+++ DATASET RECORDS +++

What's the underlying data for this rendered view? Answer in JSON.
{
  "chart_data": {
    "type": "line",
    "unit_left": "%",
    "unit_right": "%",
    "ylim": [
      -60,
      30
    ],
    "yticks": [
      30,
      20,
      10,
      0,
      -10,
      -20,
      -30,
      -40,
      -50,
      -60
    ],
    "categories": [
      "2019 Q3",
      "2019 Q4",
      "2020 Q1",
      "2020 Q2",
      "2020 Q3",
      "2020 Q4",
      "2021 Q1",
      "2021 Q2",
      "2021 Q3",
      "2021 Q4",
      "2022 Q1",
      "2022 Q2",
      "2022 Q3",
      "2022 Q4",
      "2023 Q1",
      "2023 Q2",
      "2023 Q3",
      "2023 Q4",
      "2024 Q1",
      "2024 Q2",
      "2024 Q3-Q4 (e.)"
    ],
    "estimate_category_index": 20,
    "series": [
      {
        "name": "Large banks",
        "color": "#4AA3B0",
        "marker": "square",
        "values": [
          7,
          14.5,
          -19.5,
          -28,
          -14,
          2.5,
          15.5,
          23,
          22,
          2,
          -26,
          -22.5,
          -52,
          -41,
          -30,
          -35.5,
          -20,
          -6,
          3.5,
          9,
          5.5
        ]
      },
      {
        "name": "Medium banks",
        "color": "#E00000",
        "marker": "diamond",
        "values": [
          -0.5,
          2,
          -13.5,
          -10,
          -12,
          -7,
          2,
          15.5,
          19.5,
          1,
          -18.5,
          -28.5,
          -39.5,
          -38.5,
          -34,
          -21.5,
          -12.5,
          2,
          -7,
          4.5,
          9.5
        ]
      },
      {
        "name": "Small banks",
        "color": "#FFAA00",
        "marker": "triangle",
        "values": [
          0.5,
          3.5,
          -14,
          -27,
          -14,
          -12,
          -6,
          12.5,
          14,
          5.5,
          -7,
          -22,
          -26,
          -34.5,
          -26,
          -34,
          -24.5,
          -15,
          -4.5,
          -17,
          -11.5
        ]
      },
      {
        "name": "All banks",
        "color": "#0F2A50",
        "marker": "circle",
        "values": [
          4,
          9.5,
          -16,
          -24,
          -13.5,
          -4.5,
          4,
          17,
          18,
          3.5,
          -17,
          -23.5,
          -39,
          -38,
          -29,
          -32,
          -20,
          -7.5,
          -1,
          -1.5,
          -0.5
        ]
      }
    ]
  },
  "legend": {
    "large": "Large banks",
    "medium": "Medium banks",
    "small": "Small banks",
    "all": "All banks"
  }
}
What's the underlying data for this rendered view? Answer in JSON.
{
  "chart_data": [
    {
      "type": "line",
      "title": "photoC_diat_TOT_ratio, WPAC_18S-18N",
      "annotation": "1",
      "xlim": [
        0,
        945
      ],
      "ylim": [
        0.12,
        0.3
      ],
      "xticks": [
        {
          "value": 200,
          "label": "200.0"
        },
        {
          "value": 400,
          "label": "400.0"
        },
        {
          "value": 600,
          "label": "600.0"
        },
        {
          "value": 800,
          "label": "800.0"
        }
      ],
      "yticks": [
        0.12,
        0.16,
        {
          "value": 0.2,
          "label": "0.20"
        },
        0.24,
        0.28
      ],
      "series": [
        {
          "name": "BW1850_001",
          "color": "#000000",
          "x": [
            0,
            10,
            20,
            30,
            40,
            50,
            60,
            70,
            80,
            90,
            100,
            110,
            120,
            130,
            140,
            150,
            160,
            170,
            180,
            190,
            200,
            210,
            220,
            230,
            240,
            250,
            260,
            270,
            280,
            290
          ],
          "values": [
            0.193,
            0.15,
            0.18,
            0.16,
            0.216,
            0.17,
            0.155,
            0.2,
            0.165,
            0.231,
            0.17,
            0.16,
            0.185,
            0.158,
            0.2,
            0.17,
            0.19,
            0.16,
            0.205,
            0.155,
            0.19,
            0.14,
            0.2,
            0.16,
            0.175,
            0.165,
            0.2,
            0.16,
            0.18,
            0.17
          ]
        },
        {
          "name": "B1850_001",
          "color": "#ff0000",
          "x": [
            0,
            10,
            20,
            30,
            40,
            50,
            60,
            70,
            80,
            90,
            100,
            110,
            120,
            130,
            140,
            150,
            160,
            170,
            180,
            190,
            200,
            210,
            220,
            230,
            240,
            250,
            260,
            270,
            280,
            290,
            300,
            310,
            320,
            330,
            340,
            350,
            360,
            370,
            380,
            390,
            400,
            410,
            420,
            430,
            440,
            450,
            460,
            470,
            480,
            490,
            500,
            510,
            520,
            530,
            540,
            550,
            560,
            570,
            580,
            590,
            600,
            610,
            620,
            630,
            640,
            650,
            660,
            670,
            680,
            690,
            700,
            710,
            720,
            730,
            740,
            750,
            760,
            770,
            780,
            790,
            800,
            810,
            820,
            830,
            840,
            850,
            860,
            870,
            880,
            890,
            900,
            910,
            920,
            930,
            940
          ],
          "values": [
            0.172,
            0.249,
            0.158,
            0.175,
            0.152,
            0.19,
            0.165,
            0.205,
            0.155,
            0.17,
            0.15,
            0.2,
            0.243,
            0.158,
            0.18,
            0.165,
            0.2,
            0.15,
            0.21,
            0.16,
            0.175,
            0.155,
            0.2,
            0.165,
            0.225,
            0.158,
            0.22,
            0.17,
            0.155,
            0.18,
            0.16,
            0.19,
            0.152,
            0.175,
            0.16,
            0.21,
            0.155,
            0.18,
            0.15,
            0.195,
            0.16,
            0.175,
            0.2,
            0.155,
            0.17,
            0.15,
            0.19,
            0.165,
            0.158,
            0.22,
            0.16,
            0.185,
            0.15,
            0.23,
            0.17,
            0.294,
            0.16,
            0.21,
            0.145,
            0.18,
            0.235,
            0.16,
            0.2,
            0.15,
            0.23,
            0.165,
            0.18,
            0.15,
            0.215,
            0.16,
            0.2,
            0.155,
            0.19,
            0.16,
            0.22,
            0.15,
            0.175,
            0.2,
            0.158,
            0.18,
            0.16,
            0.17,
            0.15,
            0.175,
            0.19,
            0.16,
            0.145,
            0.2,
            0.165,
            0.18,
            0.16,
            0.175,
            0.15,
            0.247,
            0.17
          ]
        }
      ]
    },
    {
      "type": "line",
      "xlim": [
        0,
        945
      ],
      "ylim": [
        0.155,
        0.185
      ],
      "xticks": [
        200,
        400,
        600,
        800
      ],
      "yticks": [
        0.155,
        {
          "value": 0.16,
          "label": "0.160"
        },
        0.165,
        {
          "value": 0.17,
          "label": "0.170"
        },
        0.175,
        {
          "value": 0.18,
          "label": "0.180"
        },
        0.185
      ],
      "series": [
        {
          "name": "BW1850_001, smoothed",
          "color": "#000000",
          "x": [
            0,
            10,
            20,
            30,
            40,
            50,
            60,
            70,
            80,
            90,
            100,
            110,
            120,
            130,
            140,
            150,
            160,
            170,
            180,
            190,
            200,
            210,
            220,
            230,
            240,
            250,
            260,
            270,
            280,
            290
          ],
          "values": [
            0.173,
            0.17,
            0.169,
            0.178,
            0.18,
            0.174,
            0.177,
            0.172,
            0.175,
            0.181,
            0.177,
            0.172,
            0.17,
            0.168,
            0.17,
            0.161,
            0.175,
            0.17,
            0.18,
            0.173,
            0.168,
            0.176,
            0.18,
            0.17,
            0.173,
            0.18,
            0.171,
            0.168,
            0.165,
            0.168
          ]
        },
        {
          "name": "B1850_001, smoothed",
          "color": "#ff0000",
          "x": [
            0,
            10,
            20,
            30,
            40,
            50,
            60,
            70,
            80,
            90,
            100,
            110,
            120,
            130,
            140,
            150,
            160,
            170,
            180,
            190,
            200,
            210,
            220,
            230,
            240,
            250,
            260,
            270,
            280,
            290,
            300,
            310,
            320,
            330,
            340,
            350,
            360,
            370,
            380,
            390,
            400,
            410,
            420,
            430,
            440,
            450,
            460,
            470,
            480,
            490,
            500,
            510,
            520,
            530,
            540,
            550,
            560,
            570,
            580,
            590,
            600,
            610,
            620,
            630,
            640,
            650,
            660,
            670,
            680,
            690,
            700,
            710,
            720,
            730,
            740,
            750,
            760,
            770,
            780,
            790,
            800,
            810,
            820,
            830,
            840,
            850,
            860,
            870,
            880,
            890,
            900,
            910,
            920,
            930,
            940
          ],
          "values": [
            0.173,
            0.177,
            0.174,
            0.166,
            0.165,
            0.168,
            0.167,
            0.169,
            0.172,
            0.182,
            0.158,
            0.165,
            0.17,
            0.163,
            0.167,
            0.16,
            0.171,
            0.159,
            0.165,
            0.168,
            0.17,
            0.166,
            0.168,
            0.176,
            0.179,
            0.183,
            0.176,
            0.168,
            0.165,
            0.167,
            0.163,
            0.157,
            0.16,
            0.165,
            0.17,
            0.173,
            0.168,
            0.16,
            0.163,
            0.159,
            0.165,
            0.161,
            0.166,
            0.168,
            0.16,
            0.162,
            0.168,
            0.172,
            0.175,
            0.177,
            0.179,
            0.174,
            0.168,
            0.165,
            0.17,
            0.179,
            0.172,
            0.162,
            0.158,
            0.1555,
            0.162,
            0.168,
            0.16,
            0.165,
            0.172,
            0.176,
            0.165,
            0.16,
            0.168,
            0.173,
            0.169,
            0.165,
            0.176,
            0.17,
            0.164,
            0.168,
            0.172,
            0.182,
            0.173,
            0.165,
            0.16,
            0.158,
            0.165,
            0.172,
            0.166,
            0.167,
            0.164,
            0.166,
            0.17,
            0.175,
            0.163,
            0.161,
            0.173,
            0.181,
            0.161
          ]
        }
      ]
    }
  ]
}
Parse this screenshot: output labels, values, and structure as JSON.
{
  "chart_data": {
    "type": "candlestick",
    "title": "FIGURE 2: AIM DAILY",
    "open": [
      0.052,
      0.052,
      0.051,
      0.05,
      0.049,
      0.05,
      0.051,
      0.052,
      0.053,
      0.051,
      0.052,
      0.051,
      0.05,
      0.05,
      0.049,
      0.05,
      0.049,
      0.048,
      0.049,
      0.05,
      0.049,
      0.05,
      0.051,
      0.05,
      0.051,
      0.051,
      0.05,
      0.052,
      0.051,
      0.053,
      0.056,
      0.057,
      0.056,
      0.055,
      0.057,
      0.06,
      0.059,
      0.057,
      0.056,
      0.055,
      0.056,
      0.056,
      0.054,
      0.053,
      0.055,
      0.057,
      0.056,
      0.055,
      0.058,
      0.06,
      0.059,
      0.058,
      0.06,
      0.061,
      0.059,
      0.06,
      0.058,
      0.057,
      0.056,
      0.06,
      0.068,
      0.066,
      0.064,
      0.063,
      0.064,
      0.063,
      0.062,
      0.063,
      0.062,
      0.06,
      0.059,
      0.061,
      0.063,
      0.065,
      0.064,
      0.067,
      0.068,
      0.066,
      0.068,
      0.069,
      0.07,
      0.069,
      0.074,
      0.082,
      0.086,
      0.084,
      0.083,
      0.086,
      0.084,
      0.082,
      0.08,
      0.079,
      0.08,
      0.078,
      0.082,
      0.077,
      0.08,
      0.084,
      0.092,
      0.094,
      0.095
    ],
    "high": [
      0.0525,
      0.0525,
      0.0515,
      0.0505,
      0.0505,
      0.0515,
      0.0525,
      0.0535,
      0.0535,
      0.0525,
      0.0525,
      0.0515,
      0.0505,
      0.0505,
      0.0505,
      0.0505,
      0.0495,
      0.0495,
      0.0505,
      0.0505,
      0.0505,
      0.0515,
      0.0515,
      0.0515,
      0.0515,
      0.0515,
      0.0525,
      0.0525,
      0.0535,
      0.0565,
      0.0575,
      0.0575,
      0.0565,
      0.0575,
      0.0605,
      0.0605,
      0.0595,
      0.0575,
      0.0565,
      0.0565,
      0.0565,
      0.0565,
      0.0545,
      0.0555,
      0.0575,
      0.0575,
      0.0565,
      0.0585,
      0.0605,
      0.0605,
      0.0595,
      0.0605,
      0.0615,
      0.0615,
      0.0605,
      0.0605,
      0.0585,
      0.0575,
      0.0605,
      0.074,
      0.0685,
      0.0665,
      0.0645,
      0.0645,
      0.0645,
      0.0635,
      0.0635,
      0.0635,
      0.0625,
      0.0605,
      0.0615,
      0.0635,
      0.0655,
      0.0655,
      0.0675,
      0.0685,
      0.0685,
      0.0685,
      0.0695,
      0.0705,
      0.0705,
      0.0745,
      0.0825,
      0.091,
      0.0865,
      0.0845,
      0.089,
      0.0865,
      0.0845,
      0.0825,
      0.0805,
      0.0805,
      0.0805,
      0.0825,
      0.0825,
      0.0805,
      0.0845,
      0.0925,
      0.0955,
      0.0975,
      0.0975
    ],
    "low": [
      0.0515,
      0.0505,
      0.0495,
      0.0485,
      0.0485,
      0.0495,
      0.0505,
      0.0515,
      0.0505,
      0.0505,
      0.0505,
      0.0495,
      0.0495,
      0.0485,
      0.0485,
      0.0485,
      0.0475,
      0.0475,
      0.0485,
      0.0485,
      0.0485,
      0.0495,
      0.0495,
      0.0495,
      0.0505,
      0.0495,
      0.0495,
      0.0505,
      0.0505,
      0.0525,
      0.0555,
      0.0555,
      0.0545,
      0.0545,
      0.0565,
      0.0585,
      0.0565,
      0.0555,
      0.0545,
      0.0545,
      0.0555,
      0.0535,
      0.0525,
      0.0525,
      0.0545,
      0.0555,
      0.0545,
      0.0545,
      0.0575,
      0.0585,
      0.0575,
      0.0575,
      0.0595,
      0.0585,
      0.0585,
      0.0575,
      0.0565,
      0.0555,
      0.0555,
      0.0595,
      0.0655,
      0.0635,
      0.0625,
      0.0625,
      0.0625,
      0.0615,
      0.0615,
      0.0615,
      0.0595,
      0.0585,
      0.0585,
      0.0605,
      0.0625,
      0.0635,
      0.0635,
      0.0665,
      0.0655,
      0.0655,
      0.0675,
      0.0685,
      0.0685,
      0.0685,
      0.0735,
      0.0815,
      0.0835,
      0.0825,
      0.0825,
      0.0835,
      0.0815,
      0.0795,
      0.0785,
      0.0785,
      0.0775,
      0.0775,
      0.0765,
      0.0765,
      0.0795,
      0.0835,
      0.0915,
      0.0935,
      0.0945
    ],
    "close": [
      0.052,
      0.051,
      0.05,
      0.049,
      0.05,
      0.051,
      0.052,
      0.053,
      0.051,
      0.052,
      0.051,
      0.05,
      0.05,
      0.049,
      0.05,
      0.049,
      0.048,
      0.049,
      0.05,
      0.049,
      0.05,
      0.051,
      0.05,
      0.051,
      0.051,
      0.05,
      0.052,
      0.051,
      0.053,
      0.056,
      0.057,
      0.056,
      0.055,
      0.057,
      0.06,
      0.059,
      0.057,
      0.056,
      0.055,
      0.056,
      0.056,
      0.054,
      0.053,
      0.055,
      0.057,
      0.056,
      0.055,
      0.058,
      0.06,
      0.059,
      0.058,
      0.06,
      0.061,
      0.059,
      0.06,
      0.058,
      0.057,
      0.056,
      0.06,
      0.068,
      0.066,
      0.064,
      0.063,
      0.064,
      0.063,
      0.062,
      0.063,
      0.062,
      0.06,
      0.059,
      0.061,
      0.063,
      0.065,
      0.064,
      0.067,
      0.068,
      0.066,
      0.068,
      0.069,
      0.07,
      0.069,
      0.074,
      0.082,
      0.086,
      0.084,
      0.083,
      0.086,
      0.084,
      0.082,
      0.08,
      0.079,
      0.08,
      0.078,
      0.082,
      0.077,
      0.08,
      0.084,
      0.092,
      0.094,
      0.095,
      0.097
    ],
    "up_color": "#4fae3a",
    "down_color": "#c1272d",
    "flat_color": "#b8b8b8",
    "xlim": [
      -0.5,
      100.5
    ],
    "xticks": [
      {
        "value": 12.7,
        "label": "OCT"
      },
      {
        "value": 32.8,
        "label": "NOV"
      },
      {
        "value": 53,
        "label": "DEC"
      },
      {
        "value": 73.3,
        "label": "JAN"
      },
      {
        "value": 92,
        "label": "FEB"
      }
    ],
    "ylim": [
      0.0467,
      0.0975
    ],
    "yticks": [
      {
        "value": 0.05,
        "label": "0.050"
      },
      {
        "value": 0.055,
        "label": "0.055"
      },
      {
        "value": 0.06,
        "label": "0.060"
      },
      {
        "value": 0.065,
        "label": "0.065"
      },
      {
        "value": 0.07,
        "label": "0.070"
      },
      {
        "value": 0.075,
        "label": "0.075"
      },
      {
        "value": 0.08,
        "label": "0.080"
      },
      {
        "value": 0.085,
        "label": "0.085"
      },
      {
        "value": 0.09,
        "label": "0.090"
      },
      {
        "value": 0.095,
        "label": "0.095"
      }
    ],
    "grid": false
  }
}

+++

→ **WORK REQUIRED**
Check each line of the records for "name" and copy the ones that contain it.

→ **EXERCISE OUTPUT**
        "name": "Large banks",
        "name": "Medium banks",
        "name": "Small banks",
        "name": "All banks",
          "name": "BW1850_001",
          "name": "B1850_001",
          "name": "BW1850_001, smoothed",
          "name": "B1850_001, smoothed",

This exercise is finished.